- _Selected passage_
BEGIN

The initial flurry of UMPC reviews are out and enthusiasts everywhere are asking themselves “why don’t these reviewers get the premise behind the UMPC?” Almost every review I have seen of the Samsung Q1 (why these reviewers are largely ignoring the TabletKiosk eo is beyond me since it is the only UMPC shipping in the US to date) is quick to point out the lack of a keyboard, low battery life, lack of an optical drive and of course the high price point. What is driving these observations in the reviews seems to be a lack of perception of what these devices actually are and that is obviously a failure in the marketing. The UMPC is a totally new class of form factor and one that will likely never compare to the computing technology with which we have become familiar. It is not a laptop and not a PDA so we have no base to compare it with.
Part of the perception problem comes from the early marketing that generated a lot of excitement and left everyone wondering exactly what these UMPCs would be. Now we are seeing the reality, as reviewers are getting the early devices in hand, that the only thing to compare them to are other forms of mobile computing but that is just not going to work. Sure there are cheap laptops that can be had for less than the purchase price of these first Origamis but they are limited in where they can be used. UMPCs are designed to free the user from those barriers and make them operable almost anywhere. But it is easy to see why reviewers are downplaying that function, it’s only been possible with a few devices to date (that are easily twice as expensive as these first UMPCs).

END

- _Raw data_
BEGIN

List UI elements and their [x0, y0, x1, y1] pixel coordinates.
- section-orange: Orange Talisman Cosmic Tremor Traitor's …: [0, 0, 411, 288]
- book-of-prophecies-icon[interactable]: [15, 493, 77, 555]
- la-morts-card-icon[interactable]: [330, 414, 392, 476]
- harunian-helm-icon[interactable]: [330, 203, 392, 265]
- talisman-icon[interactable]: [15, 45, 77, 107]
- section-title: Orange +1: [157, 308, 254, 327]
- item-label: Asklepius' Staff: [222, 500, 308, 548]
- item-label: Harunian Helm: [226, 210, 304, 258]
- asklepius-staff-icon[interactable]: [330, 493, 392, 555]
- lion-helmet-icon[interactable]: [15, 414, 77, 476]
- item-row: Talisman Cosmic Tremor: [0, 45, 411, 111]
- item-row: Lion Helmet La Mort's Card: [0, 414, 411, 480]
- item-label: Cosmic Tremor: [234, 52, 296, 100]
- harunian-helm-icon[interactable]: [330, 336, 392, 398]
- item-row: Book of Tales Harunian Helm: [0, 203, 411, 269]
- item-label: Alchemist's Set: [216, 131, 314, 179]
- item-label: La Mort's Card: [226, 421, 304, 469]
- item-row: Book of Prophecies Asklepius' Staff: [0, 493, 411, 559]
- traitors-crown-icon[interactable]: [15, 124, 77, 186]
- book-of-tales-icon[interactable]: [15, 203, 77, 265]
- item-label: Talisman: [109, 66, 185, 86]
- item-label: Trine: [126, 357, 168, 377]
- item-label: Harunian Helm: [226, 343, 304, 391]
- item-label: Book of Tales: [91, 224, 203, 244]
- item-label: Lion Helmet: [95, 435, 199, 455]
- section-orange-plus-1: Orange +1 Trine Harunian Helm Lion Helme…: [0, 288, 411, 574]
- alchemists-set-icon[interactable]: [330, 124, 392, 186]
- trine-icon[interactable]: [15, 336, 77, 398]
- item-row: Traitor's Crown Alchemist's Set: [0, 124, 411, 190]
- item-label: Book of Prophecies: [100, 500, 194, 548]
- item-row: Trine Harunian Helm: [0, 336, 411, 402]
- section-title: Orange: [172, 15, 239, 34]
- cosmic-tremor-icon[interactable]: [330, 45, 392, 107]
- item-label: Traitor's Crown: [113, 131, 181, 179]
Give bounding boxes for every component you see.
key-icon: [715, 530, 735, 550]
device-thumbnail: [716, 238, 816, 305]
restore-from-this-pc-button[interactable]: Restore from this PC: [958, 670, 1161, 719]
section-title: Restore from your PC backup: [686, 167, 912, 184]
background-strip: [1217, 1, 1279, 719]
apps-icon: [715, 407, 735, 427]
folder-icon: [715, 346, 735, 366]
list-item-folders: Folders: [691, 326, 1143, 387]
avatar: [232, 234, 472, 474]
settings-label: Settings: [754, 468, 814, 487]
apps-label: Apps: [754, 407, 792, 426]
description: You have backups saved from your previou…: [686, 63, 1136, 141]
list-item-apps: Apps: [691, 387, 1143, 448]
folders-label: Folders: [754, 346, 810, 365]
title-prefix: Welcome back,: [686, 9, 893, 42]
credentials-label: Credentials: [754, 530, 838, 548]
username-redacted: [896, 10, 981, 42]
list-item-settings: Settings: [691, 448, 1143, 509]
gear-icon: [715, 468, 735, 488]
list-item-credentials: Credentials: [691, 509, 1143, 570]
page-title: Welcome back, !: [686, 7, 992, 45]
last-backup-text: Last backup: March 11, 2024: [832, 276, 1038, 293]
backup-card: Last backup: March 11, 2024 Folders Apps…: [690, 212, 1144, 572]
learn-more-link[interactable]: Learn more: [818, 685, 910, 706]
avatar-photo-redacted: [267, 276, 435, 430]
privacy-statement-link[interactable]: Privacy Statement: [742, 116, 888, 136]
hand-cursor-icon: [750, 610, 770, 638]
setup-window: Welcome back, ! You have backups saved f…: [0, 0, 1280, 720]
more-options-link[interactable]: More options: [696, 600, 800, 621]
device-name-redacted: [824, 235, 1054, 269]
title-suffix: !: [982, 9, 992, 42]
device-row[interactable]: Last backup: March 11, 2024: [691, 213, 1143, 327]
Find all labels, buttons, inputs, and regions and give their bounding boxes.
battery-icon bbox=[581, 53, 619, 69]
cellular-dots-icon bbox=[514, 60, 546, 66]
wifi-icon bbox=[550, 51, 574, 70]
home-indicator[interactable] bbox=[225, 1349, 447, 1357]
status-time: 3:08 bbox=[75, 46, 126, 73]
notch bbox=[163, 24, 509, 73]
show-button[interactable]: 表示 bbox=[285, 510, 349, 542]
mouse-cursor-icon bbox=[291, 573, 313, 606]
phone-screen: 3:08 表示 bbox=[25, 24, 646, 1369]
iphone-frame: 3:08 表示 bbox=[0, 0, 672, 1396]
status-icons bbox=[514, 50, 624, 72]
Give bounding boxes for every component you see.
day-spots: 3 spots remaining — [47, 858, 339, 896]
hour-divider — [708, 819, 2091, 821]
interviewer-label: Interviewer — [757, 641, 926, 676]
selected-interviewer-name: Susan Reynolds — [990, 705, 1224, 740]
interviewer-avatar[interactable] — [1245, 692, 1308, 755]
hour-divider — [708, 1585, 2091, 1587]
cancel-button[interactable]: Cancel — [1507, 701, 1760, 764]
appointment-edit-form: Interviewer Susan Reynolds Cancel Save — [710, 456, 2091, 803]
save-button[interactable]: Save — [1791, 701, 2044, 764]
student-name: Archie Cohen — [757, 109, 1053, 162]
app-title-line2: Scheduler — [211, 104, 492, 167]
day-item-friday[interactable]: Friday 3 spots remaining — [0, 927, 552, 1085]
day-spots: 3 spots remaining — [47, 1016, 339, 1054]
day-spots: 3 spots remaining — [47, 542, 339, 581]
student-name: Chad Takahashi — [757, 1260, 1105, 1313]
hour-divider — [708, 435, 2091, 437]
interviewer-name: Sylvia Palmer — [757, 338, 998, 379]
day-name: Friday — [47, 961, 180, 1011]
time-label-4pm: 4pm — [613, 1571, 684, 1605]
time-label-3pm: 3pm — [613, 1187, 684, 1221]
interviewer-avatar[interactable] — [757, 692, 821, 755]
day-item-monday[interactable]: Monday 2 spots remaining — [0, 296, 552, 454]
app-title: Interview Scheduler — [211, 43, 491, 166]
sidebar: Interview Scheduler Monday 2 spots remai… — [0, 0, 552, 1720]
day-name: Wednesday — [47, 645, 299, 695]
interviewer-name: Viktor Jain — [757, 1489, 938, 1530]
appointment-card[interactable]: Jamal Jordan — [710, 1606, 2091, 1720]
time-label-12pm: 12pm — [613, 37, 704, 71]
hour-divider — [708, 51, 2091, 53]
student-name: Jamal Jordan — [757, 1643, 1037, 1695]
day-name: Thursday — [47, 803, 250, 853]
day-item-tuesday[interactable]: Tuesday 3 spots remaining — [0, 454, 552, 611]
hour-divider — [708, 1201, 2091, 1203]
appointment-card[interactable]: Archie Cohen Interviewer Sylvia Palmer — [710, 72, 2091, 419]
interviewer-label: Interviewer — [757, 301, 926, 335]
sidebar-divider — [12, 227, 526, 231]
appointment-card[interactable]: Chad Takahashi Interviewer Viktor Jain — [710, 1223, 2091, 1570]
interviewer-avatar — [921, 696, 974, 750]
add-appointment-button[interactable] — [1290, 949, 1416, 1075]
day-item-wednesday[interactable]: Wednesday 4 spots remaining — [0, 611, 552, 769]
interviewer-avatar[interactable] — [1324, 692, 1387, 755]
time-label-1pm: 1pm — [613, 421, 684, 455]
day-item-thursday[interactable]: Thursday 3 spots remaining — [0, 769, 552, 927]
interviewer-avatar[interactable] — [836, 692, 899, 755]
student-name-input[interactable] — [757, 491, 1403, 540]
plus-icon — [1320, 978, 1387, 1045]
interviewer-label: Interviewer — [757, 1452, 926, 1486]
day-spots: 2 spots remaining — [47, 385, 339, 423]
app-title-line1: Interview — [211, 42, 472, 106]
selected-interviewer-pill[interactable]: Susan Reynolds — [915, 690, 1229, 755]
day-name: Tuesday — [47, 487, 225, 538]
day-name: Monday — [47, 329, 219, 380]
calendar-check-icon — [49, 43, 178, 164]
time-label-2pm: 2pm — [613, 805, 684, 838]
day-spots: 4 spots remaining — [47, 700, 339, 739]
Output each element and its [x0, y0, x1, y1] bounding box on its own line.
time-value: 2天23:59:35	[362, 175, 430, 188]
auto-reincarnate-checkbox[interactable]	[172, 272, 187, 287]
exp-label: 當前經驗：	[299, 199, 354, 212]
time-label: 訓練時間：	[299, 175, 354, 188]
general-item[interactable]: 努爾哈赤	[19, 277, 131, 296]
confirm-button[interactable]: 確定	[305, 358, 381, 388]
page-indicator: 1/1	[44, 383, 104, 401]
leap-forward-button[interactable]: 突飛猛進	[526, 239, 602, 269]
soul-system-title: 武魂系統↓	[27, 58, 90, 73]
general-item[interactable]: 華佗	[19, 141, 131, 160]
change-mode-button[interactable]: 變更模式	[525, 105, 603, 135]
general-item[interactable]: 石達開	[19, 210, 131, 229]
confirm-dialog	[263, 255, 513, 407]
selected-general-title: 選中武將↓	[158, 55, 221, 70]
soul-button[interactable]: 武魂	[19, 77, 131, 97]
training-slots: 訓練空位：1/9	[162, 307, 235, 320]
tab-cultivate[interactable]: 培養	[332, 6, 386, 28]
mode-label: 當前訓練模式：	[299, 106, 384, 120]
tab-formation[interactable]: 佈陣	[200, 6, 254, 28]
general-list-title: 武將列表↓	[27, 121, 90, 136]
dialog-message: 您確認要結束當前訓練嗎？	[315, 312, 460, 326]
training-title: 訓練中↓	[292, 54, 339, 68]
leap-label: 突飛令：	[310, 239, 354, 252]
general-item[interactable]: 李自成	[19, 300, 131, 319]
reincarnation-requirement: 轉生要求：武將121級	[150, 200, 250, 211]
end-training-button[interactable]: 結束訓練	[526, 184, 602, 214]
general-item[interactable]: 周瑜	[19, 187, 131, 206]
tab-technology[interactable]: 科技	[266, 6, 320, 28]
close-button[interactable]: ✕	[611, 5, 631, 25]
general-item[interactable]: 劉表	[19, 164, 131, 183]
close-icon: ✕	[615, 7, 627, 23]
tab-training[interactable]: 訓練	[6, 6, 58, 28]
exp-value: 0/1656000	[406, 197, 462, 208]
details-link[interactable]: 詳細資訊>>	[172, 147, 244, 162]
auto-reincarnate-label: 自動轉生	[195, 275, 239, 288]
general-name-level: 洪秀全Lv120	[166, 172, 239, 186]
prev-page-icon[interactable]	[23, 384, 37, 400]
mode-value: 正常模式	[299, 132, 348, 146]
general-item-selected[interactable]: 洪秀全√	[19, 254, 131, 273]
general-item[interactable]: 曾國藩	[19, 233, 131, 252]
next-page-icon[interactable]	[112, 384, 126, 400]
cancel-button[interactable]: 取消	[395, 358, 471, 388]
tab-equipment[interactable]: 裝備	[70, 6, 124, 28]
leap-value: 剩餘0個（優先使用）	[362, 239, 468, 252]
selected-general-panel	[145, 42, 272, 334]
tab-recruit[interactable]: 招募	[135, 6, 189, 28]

END

- _Assigned task A_
Return, word for word, the part of the passage on UMPC reviews that opens with the words containing "The initial flurry" and closes with "compare it with.".
- _Assigned task B_
In the passage on UMPC reviews, which UMPC is described as the only one shipping in the US to date?
- _Assigned task C_
Write what comes next in the passage on UMPC reviews, picking up after its final sentence.

- _Response area A_
The initial flurry of UMPC reviews are out and enthusiasts everywhere are asking themselves “why don’t these reviewers get the premise behind the UMPC?” Almost every review I have seen of the Samsung Q1 (why these reviewers are largely ignoring the TabletKiosk eo is beyond me since it is the only UMPC shipping in the US to date) is quick to point out the lack of a keyboard, low battery life, lack of an optical drive and of course the high price point. What is driving these observations in the reviews seems to be a lack of perception of what these devices actually are and that is obviously a failure in the marketing. The UMPC is a totally new class of form factor and one that will likely never compare to the computing technology with which we have become familiar. It is not a laptop and not a PDA so we have no base to compare it with.

- _Response area B_
The TabletKiosk eo.

- _Response area C_
What we are looking at is a failure of marketing. The decision to market the Origami as a platform has created the false sense that all UMPCs are created equal, a perception that is totally false since all OEMs are free to create their own particular device. We’ve seen some UMPCs with integrated cameras and others with GPS but those are not great enough differentiators to justify higher prices for consumers. Blame the early statements that Origamis should cost between $599 and $999 for the dissatisfaction of the UMPCs that are costing over $1,000. A frequent comment you see is “when UMPCs are around $600 I’ll buy one” which is probably generated by the original price range Microsoft threw out there. The TabletKiosk eo is firmly in the stated price range but no one is mentioning that, at least not in any article I have read. Sure it is on the high end of that range but it is quite a bit cheaper than any other announced unit, no doubt due to the use of a Via processor and not the more expensive processors from Intel.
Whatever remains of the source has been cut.